[BEGIN]
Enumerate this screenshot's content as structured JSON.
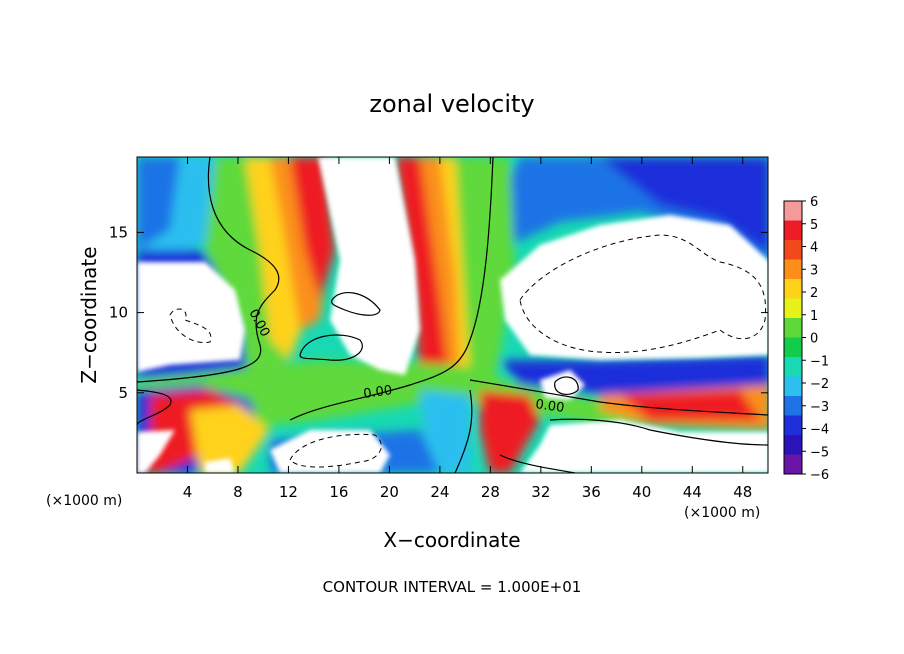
{
  "chart_data": {
    "type": "heatmap",
    "title": "zonal velocity",
    "xlabel": "X−coordinate",
    "ylabel": "Z−coordinate",
    "x_unit_label_left": "(×1000 m)",
    "x_unit_label_right": "(×1000 m)",
    "footer": "CONTOUR INTERVAL = 1.000E+01",
    "xlim": [
      0,
      50
    ],
    "ylim": [
      0,
      19.7
    ],
    "x_ticks": [
      4,
      8,
      12,
      16,
      20,
      24,
      28,
      32,
      36,
      40,
      44,
      48
    ],
    "x_tick_labels": [
      "4",
      "8",
      "12",
      "16",
      "20",
      "24",
      "28",
      "32",
      "36",
      "40",
      "44",
      "48"
    ],
    "y_ticks": [
      5,
      10,
      15
    ],
    "y_tick_labels": [
      "5",
      "10",
      "15"
    ],
    "colorbar": {
      "levels": [
        6,
        5,
        4,
        3,
        2,
        1,
        0,
        -1,
        -2,
        -3,
        -4,
        -5,
        -6
      ],
      "labels": [
        "6",
        "5",
        "4",
        "3",
        "2",
        "1",
        "0",
        "−1",
        "−2",
        "−3",
        "−4",
        "−5",
        "−6"
      ],
      "colors": [
        "#f59a9a",
        "#ee1c24",
        "#f24a1c",
        "#fb8f1a",
        "#ffd21a",
        "#e7f21a",
        "#5fd93a",
        "#12cc4c",
        "#18d9b3",
        "#2cbfef",
        "#1f73e6",
        "#1f2fd9",
        "#2a13b8",
        "#6a14a8"
      ]
    },
    "contour_labels": [
      {
        "text": "0.00",
        "x": 18.7,
        "y": 5.0
      },
      {
        "text": "0.00",
        "x": 33.1,
        "y": 4.4
      },
      {
        "text": "0.00",
        "x": 9.9,
        "y": 9.3
      }
    ],
    "description_colors": {
      "saturated_high": "#ffffff",
      "saturated_low": "#ffffff",
      "contour_line": "#000000"
    }
  }
}
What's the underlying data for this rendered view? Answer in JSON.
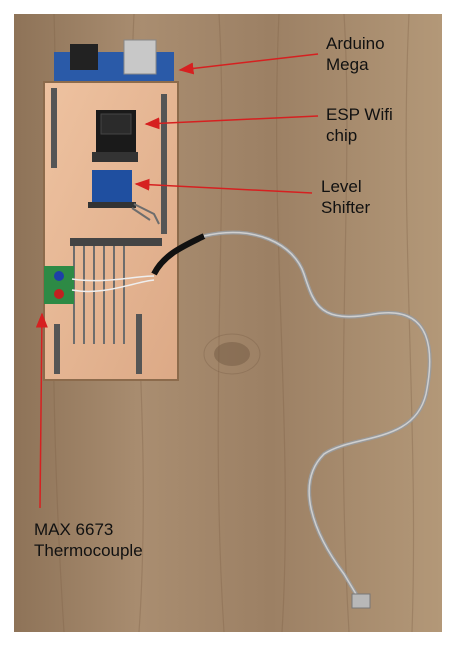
{
  "labels": {
    "arduino_mega": [
      "Arduino",
      "Mega"
    ],
    "esp_wifi_chip": [
      "ESP Wifi",
      "chip"
    ],
    "level_shifter": [
      "Level",
      "Shifter"
    ],
    "max_thermocouple": [
      "MAX 6673",
      "Thermocouple"
    ]
  },
  "colors": {
    "annotation_arrow": "#d62020",
    "wood": "#a88c6e",
    "pcb": "#e7b893",
    "arduino_blue": "#2a5aa8"
  }
}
[END]
## Given problem
Everything from the line containing "What's the underlying" through the last line of the entries is to be output exactly as written, minus any pictures.

## Finished exercise
What's the underlying data for this rendered view? Answer in JSON.
{
  "labels": {
    "arduino_mega": [
      "Arduino",
      "Mega"
    ],
    "esp_wifi_chip": [
      "ESP Wifi",
      "chip"
    ],
    "level_shifter": [
      "Level",
      "Shifter"
    ],
    "max_thermocouple": [
      "MAX 6673",
      "Thermocouple"
    ]
  },
  "colors": {
    "annotation_arrow": "#d62020",
    "wood": "#a88c6e",
    "pcb": "#e7b893",
    "arduino_blue": "#2a5aa8"
  }
}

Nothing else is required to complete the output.